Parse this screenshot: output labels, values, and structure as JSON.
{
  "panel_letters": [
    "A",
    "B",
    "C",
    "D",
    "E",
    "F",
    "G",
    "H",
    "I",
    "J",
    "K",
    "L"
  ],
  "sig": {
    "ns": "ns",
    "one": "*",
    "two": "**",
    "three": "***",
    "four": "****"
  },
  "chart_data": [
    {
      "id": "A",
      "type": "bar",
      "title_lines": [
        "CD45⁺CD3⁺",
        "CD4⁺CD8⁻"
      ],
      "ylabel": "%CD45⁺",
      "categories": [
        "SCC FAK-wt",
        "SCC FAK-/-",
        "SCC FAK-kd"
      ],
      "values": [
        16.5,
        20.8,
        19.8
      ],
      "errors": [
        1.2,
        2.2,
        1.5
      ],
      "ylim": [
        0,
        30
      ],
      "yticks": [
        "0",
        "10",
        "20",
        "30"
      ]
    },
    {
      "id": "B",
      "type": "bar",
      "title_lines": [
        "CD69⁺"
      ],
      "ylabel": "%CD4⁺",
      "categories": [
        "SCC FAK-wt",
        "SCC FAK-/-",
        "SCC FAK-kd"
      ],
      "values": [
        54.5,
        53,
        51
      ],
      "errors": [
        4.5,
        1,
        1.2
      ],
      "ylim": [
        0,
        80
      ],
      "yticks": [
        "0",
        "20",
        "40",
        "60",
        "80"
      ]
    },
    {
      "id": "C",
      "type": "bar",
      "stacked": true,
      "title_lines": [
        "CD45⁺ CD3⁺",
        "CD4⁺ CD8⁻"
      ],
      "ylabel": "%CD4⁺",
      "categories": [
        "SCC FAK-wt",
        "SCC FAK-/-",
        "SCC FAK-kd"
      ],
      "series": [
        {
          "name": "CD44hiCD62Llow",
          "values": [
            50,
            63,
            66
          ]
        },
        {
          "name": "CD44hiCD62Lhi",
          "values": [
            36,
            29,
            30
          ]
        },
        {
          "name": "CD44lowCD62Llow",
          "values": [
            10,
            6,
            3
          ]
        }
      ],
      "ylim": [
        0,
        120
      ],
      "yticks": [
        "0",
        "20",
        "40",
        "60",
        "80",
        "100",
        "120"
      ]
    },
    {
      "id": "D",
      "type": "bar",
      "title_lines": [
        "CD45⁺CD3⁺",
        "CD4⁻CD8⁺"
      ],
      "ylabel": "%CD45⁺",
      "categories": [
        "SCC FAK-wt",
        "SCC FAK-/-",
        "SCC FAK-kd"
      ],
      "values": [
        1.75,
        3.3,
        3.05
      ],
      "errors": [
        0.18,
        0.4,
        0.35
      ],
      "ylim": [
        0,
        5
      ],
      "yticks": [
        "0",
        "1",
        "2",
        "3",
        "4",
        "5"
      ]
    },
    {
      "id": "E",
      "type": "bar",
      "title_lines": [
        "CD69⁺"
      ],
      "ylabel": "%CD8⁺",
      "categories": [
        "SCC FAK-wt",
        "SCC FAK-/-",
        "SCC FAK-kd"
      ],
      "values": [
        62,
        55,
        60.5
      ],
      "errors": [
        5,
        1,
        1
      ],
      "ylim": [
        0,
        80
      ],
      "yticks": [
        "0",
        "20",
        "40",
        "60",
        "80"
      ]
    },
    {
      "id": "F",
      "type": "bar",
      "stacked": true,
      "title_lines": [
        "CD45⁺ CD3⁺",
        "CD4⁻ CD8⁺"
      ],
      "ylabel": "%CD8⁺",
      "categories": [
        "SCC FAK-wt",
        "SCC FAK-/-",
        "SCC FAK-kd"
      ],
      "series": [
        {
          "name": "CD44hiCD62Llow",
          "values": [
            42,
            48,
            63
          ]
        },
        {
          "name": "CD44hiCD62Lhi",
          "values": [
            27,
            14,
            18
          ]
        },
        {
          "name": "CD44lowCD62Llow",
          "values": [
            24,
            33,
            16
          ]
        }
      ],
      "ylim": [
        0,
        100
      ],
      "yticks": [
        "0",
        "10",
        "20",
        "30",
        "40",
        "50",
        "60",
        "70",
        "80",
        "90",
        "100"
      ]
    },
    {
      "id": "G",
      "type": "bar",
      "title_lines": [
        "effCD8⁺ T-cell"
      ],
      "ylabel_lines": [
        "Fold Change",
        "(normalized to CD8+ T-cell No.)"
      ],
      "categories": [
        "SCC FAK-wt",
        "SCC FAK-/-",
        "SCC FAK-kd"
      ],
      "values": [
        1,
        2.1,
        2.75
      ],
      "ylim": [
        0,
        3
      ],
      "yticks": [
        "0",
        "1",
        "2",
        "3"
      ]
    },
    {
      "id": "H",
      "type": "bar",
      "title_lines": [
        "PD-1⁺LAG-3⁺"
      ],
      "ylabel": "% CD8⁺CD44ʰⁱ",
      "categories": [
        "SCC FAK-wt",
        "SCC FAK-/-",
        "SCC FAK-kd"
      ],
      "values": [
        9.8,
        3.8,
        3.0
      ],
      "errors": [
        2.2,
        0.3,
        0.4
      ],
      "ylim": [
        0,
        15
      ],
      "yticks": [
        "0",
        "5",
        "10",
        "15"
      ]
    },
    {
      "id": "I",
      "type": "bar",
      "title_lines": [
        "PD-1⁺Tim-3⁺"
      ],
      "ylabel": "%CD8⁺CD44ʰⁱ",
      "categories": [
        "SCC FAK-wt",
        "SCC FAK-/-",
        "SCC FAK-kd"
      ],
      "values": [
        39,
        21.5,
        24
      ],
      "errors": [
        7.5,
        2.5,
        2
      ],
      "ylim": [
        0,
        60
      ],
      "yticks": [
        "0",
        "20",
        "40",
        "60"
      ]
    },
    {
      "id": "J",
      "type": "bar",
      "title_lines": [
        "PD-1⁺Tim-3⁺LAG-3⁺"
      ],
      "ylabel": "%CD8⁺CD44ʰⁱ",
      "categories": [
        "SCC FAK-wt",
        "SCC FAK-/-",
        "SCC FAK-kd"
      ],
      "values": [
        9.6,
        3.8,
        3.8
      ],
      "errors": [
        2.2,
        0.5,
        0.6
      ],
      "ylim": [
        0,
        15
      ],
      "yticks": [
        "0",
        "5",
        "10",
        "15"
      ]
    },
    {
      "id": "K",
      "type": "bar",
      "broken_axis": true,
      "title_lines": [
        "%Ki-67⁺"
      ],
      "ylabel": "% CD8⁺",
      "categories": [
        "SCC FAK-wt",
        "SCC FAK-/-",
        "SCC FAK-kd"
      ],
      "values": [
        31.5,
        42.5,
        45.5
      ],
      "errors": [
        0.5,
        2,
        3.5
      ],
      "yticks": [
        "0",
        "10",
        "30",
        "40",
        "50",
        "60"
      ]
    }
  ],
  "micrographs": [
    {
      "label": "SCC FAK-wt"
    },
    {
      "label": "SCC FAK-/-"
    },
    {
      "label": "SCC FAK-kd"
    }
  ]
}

+===+

§ Written exercise:
The records above should all be quoted exactly, please.

§ Solution to this exercise:
Parse this screenshot: output labels, values, and structure as JSON.
{
  "panel_letters": [
    "A",
    "B",
    "C",
    "D",
    "E",
    "F",
    "G",
    "H",
    "I",
    "J",
    "K",
    "L"
  ],
  "sig": {
    "ns": "ns",
    "one": "*",
    "two": "**",
    "three": "***",
    "four": "****"
  },
  "chart_data": [
    {
      "id": "A",
      "type": "bar",
      "title_lines": [
        "CD45⁺CD3⁺",
        "CD4⁺CD8⁻"
      ],
      "ylabel": "%CD45⁺",
      "categories": [
        "SCC FAK-wt",
        "SCC FAK-/-",
        "SCC FAK-kd"
      ],
      "values": [
        16.5,
        20.8,
        19.8
      ],
      "errors": [
        1.2,
        2.2,
        1.5
      ],
      "ylim": [
        0,
        30
      ],
      "yticks": [
        "0",
        "10",
        "20",
        "30"
      ]
    },
    {
      "id": "B",
      "type": "bar",
      "title_lines": [
        "CD69⁺"
      ],
      "ylabel": "%CD4⁺",
      "categories": [
        "SCC FAK-wt",
        "SCC FAK-/-",
        "SCC FAK-kd"
      ],
      "values": [
        54.5,
        53,
        51
      ],
      "errors": [
        4.5,
        1,
        1.2
      ],
      "ylim": [
        0,
        80
      ],
      "yticks": [
        "0",
        "20",
        "40",
        "60",
        "80"
      ]
    },
    {
      "id": "C",
      "type": "bar",
      "stacked": true,
      "title_lines": [
        "CD45⁺ CD3⁺",
        "CD4⁺ CD8⁻"
      ],
      "ylabel": "%CD4⁺",
      "categories": [
        "SCC FAK-wt",
        "SCC FAK-/-",
        "SCC FAK-kd"
      ],
      "series": [
        {
          "name": "CD44hiCD62Llow",
          "values": [
            50,
            63,
            66
          ]
        },
        {
          "name": "CD44hiCD62Lhi",
          "values": [
            36,
            29,
            30
          ]
        },
        {
          "name": "CD44lowCD62Llow",
          "values": [
            10,
            6,
            3
          ]
        }
      ],
      "ylim": [
        0,
        120
      ],
      "yticks": [
        "0",
        "20",
        "40",
        "60",
        "80",
        "100",
        "120"
      ]
    },
    {
      "id": "D",
      "type": "bar",
      "title_lines": [
        "CD45⁺CD3⁺",
        "CD4⁻CD8⁺"
      ],
      "ylabel": "%CD45⁺",
      "categories": [
        "SCC FAK-wt",
        "SCC FAK-/-",
        "SCC FAK-kd"
      ],
      "values": [
        1.75,
        3.3,
        3.05
      ],
      "errors": [
        0.18,
        0.4,
        0.35
      ],
      "ylim": [
        0,
        5
      ],
      "yticks": [
        "0",
        "1",
        "2",
        "3",
        "4",
        "5"
      ]
    },
    {
      "id": "E",
      "type": "bar",
      "title_lines": [
        "CD69⁺"
      ],
      "ylabel": "%CD8⁺",
      "categories": [
        "SCC FAK-wt",
        "SCC FAK-/-",
        "SCC FAK-kd"
      ],
      "values": [
        62,
        55,
        60.5
      ],
      "errors": [
        5,
        1,
        1
      ],
      "ylim": [
        0,
        80
      ],
      "yticks": [
        "0",
        "20",
        "40",
        "60",
        "80"
      ]
    },
    {
      "id": "F",
      "type": "bar",
      "stacked": true,
      "title_lines": [
        "CD45⁺ CD3⁺",
        "CD4⁻ CD8⁺"
      ],
      "ylabel": "%CD8⁺",
      "categories": [
        "SCC FAK-wt",
        "SCC FAK-/-",
        "SCC FAK-kd"
      ],
      "series": [
        {
          "name": "CD44hiCD62Llow",
          "values": [
            42,
            48,
            63
          ]
        },
        {
          "name": "CD44hiCD62Lhi",
          "values": [
            27,
            14,
            18
          ]
        },
        {
          "name": "CD44lowCD62Llow",
          "values": [
            24,
            33,
            16
          ]
        }
      ],
      "ylim": [
        0,
        100
      ],
      "yticks": [
        "0",
        "10",
        "20",
        "30",
        "40",
        "50",
        "60",
        "70",
        "80",
        "90",
        "100"
      ]
    },
    {
      "id": "G",
      "type": "bar",
      "title_lines": [
        "effCD8⁺ T-cell"
      ],
      "ylabel_lines": [
        "Fold Change",
        "(normalized to CD8+ T-cell No.)"
      ],
      "categories": [
        "SCC FAK-wt",
        "SCC FAK-/-",
        "SCC FAK-kd"
      ],
      "values": [
        1,
        2.1,
        2.75
      ],
      "ylim": [
        0,
        3
      ],
      "yticks": [
        "0",
        "1",
        "2",
        "3"
      ]
    },
    {
      "id": "H",
      "type": "bar",
      "title_lines": [
        "PD-1⁺LAG-3⁺"
      ],
      "ylabel": "% CD8⁺CD44ʰⁱ",
      "categories": [
        "SCC FAK-wt",
        "SCC FAK-/-",
        "SCC FAK-kd"
      ],
      "values": [
        9.8,
        3.8,
        3.0
      ],
      "errors": [
        2.2,
        0.3,
        0.4
      ],
      "ylim": [
        0,
        15
      ],
      "yticks": [
        "0",
        "5",
        "10",
        "15"
      ]
    },
    {
      "id": "I",
      "type": "bar",
      "title_lines": [
        "PD-1⁺Tim-3⁺"
      ],
      "ylabel": "%CD8⁺CD44ʰⁱ",
      "categories": [
        "SCC FAK-wt",
        "SCC FAK-/-",
        "SCC FAK-kd"
      ],
      "values": [
        39,
        21.5,
        24
      ],
      "errors": [
        7.5,
        2.5,
        2
      ],
      "ylim": [
        0,
        60
      ],
      "yticks": [
        "0",
        "20",
        "40",
        "60"
      ]
    },
    {
      "id": "J",
      "type": "bar",
      "title_lines": [
        "PD-1⁺Tim-3⁺LAG-3⁺"
      ],
      "ylabel": "%CD8⁺CD44ʰⁱ",
      "categories": [
        "SCC FAK-wt",
        "SCC FAK-/-",
        "SCC FAK-kd"
      ],
      "values": [
        9.6,
        3.8,
        3.8
      ],
      "errors": [
        2.2,
        0.5,
        0.6
      ],
      "ylim": [
        0,
        15
      ],
      "yticks": [
        "0",
        "5",
        "10",
        "15"
      ]
    },
    {
      "id": "K",
      "type": "bar",
      "broken_axis": true,
      "title_lines": [
        "%Ki-67⁺"
      ],
      "ylabel": "% CD8⁺",
      "categories": [
        "SCC FAK-wt",
        "SCC FAK-/-",
        "SCC FAK-kd"
      ],
      "values": [
        31.5,
        42.5,
        45.5
      ],
      "errors": [
        0.5,
        2,
        3.5
      ],
      "yticks": [
        "0",
        "10",
        "30",
        "40",
        "50",
        "60"
      ]
    }
  ],
  "micrographs": [
    {
      "label": "SCC FAK-wt"
    },
    {
      "label": "SCC FAK-/-"
    },
    {
      "label": "SCC FAK-kd"
    }
  ]
}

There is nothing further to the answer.